── Brano proposto ──
Non c’è bene comune senza tensione al Bene

La caduta del Governo Prodi ci consegna la fotografia di un Paese che negli ultimi due anni ha fatto più passi all’indietro che in avanti.

Nella primavera del 2006 esprimevamo la nostra posizione sulle elezioni politiche parlando di correnti radicali e massimaliste, che rischiavano di mettere a tacere le posizioni moderate, e di uno “statalismo rigido” che avrebbero causato gravi danni sui temi dell’economia, della famiglia, della politica internazionale, della scuola, del welfare.
Nell’immediato post-voto, constatando che le urne avevano disegnato un Paese diviso a metà, avevamo chiesto che le forze riformiste di entrambi gli schieramenti si mettessero insieme per mettere mano alle riforme necessarie per il Paese. Ma non è successo; e oggi ne paghiamo le conseguenze. Ora si torna ai nastri di partenza, appesantiti da due anni di Governo che hanno creato un clima sociale da “tutti contro tutti”, una ostilità verso la politica e una maggiore distanza della politica dai problemi dei cittadini, un freno allo sviluppo economico dettato da politiche fiscali preoccupate soprattutto di punire (in omaggio a quella grossolana ossessione di giustizia
sociale esplicitamente dettata dal motto “anche i ricchi piangano” e a un’ostilità ideologica verso le piccole e microimprese, e il popolo delle partite Iva) con tutto ciò che ne consegue in termini di peggioramento del benessere del Paese
.
───
── Dati estratti ──
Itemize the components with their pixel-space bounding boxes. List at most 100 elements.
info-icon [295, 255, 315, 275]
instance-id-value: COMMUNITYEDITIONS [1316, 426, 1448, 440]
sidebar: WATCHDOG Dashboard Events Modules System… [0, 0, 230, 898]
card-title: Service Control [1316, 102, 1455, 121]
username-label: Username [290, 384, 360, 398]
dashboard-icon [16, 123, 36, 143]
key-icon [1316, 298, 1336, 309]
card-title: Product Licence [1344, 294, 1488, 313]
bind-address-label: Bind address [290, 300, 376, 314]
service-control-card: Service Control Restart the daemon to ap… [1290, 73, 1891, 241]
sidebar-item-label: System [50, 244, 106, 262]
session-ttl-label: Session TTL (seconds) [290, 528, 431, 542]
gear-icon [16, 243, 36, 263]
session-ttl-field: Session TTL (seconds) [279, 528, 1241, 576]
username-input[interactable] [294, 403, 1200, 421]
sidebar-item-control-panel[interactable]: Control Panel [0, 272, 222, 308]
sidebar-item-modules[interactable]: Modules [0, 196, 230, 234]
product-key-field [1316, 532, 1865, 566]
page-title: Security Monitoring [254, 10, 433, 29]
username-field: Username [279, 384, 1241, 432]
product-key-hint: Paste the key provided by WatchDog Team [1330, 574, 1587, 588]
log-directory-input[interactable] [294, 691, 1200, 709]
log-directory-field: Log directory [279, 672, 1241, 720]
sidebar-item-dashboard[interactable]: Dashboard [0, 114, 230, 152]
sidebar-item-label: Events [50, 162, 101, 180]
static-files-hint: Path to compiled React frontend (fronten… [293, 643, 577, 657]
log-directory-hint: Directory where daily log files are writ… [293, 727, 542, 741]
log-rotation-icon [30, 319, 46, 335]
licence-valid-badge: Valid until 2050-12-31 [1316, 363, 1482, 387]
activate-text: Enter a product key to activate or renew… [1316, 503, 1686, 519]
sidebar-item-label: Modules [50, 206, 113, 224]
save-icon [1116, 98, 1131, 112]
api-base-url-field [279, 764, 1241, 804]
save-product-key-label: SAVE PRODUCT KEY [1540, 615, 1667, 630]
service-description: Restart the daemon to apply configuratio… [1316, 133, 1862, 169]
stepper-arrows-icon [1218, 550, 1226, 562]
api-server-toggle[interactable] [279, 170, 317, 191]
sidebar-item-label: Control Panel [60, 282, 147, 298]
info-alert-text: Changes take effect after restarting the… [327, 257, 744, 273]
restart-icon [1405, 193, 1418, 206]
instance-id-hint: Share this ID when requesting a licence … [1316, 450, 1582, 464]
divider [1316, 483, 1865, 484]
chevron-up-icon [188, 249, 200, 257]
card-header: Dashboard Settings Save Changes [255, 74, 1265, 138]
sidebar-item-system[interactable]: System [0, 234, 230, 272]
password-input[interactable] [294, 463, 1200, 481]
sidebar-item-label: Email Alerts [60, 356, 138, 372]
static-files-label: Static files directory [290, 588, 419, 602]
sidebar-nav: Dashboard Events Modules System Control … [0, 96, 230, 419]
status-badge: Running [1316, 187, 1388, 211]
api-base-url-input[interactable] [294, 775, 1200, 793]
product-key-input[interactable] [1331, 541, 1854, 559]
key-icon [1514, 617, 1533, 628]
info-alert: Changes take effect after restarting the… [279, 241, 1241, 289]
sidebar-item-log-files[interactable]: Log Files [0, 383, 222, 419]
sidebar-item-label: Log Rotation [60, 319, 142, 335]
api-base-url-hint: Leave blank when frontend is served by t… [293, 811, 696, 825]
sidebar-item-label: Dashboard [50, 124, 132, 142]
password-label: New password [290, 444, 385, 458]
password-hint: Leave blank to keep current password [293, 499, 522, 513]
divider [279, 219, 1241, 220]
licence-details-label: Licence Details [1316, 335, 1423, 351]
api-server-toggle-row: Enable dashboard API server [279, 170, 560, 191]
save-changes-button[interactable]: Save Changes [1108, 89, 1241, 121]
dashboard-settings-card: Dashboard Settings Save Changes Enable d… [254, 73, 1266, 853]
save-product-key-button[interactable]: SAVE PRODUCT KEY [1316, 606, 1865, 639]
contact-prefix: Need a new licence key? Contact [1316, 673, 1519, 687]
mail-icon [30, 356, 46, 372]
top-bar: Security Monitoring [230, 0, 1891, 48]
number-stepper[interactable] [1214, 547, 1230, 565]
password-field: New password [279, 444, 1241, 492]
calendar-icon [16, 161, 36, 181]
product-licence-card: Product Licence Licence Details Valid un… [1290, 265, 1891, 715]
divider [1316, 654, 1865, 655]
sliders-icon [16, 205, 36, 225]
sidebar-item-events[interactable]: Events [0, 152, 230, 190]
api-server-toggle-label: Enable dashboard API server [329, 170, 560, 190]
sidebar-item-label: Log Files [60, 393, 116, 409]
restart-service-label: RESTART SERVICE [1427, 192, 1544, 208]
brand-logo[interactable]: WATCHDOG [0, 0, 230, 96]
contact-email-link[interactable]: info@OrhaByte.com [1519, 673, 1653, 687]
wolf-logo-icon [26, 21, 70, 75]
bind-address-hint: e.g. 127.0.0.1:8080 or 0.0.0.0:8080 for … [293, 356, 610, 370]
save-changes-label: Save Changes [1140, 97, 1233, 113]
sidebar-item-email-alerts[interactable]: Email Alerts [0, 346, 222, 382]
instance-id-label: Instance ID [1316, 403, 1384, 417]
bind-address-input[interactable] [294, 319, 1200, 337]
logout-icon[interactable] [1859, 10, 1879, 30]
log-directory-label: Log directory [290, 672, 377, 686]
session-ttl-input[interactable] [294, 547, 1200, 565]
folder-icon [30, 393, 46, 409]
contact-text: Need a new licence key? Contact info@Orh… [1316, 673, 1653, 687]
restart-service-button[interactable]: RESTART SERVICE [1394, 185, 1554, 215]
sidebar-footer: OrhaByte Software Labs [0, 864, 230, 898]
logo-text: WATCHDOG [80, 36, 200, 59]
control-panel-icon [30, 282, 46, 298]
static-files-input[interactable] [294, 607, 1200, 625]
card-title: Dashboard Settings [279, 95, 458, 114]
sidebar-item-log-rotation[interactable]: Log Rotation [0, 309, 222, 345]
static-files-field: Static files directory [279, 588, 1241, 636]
───
● **Cosa produrre**:
Ricopia dal brano sulla caduta del Governo Prodi tutto il tratto che va da "Nella primavera del" fino a "scuola, del welfare.".

● **Risposta**:
Nella primavera del 2006 esprimevamo la nostra posizione sulle elezioni politiche parlando di correnti radicali e massimaliste, che rischiavano di mettere a tacere le posizioni moderate, e di uno “statalismo rigido” che avrebbero causato gravi danni sui temi dell’economia, della famiglia, della politica internazionale, della scuola, del welfare.